-- start --
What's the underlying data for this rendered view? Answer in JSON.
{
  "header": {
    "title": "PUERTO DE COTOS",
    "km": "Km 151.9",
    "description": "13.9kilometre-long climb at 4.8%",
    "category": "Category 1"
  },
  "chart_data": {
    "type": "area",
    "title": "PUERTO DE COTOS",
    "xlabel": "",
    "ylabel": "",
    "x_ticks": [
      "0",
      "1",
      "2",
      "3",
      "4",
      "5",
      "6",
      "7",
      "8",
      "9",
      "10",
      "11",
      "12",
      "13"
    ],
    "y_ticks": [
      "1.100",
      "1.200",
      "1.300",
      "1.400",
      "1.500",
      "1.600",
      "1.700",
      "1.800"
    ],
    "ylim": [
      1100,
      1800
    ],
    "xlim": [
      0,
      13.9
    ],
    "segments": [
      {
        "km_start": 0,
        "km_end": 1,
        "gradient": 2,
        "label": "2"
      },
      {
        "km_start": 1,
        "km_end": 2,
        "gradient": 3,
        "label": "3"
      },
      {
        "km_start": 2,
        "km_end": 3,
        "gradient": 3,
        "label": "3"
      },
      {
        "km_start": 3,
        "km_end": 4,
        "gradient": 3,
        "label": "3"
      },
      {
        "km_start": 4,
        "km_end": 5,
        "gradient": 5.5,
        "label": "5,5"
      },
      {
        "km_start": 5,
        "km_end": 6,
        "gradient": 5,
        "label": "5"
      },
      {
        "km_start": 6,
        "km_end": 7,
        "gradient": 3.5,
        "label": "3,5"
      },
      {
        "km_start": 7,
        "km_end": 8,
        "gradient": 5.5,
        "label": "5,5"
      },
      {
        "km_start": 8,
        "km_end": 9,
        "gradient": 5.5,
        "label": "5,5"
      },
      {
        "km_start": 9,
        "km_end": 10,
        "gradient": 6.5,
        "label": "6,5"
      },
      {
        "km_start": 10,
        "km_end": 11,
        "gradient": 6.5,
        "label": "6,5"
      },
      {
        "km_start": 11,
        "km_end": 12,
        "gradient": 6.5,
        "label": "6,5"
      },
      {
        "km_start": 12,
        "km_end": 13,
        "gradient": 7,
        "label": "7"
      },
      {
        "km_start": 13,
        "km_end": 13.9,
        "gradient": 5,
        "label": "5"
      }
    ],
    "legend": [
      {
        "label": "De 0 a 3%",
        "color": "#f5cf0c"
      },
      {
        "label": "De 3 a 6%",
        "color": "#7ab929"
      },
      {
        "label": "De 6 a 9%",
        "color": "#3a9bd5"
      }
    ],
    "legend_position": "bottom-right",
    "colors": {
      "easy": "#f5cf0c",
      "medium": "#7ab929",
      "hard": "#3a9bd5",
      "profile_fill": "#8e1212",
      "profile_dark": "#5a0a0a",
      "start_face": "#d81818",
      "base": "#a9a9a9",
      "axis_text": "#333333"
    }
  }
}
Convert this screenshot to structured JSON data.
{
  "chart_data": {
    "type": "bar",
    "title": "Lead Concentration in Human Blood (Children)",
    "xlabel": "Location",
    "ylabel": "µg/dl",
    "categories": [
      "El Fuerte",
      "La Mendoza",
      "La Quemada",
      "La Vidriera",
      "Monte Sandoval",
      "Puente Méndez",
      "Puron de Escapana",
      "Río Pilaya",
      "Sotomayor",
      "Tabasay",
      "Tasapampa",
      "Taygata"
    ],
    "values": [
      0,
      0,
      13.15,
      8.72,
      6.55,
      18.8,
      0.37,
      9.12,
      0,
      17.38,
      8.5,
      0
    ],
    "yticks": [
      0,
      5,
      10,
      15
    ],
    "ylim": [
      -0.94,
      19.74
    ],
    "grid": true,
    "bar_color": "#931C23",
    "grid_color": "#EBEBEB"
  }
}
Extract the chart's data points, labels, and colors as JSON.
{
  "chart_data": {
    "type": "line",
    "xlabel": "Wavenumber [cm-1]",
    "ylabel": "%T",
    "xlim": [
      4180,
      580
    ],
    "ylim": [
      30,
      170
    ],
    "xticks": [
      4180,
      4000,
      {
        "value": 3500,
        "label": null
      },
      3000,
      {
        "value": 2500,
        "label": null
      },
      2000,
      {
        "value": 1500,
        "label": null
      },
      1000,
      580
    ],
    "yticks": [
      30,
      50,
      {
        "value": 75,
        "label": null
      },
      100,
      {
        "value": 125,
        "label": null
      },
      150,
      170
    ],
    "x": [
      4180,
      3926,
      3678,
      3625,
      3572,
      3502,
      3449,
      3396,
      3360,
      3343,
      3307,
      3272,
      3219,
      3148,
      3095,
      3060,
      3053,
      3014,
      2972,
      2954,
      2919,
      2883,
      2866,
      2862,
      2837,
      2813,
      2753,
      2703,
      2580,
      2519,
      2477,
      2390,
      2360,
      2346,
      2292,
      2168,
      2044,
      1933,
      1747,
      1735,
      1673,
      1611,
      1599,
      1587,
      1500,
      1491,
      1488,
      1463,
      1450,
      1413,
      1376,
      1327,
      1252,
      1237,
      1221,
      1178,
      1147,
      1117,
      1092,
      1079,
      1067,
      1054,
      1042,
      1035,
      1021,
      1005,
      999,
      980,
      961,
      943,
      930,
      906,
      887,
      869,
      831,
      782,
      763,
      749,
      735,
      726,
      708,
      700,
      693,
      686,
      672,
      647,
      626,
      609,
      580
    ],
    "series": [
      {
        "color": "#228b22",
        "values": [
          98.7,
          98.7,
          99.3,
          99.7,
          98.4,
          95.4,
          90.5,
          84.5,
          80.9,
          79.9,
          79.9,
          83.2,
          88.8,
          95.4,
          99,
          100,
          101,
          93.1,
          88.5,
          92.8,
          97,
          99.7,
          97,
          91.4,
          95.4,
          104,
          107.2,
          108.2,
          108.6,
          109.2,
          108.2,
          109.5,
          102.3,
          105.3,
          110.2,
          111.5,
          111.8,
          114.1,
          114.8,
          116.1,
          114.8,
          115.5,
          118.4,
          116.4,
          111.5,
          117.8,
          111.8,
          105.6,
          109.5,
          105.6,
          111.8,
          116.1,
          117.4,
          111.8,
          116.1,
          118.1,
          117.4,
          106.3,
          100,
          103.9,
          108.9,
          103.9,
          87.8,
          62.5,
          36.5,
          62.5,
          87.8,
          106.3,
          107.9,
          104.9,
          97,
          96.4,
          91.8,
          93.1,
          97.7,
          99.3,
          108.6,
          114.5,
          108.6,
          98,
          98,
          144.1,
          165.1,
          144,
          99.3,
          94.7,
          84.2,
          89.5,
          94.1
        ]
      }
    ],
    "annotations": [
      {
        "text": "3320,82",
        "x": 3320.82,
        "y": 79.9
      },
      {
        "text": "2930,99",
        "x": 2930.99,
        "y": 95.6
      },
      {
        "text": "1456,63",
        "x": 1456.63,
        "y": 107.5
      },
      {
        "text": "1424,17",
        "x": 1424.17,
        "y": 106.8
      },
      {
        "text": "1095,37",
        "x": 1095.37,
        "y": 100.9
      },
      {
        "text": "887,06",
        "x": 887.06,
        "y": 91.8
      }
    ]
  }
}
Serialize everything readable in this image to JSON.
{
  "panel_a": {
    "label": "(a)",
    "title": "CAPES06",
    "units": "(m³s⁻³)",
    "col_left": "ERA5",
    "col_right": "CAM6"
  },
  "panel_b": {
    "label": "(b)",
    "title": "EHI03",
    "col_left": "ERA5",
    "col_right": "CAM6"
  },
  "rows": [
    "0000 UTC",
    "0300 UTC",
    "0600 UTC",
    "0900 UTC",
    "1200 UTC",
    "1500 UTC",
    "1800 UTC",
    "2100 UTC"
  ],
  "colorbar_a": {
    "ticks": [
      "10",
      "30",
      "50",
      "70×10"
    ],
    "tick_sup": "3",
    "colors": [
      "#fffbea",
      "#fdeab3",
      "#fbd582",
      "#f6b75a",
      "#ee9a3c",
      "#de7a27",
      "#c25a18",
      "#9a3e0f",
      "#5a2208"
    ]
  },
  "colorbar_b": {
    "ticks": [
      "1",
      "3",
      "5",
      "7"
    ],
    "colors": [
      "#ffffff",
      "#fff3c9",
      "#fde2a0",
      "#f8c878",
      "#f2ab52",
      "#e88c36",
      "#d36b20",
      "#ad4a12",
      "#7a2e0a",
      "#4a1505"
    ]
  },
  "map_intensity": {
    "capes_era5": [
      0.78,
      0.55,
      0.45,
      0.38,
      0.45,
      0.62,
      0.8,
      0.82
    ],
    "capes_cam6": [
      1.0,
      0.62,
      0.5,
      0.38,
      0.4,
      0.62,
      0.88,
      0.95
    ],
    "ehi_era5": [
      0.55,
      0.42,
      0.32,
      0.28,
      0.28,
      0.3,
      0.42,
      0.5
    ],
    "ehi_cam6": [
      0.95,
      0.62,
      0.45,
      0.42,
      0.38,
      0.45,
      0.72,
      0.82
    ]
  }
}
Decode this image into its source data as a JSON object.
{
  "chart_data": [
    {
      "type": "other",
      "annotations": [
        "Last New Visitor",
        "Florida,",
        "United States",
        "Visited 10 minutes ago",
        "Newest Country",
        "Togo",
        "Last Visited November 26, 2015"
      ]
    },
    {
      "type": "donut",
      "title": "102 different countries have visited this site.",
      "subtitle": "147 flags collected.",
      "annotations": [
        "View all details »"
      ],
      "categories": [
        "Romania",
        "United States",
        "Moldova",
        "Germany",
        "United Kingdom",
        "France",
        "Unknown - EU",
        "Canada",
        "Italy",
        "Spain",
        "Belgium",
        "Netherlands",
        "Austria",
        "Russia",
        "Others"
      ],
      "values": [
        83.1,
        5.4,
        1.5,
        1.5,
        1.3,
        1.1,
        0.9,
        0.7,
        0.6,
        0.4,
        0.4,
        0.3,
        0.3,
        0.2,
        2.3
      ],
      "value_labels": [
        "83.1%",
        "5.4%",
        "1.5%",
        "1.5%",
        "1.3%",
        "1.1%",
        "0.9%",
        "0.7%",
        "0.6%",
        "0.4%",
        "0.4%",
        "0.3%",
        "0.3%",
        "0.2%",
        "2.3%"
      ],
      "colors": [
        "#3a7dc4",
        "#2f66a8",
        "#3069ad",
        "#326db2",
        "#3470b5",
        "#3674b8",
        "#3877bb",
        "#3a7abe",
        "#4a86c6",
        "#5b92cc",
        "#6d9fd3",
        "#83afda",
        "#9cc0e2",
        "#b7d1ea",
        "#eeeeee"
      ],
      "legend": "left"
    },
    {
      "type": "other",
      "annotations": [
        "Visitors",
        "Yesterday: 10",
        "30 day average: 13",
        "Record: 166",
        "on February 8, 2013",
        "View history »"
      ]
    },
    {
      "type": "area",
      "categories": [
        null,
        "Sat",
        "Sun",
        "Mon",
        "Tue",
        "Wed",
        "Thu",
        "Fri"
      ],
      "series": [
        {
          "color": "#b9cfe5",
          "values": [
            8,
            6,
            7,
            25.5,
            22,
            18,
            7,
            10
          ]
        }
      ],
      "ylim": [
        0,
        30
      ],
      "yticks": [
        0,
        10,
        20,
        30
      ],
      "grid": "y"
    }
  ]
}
-- end --
__TASK REQUIREMENTS__.
Copy each line above that contains the word "JSON".

__SOLUTION TO THE EXERCISE__.
What's the underlying data for this rendered view? Answer in JSON.
Convert this screenshot to structured JSON data.
Extract the chart's data points, labels, and colors as JSON.
Serialize everything readable in this image to JSON.
Decode this image into its source data as a JSON object.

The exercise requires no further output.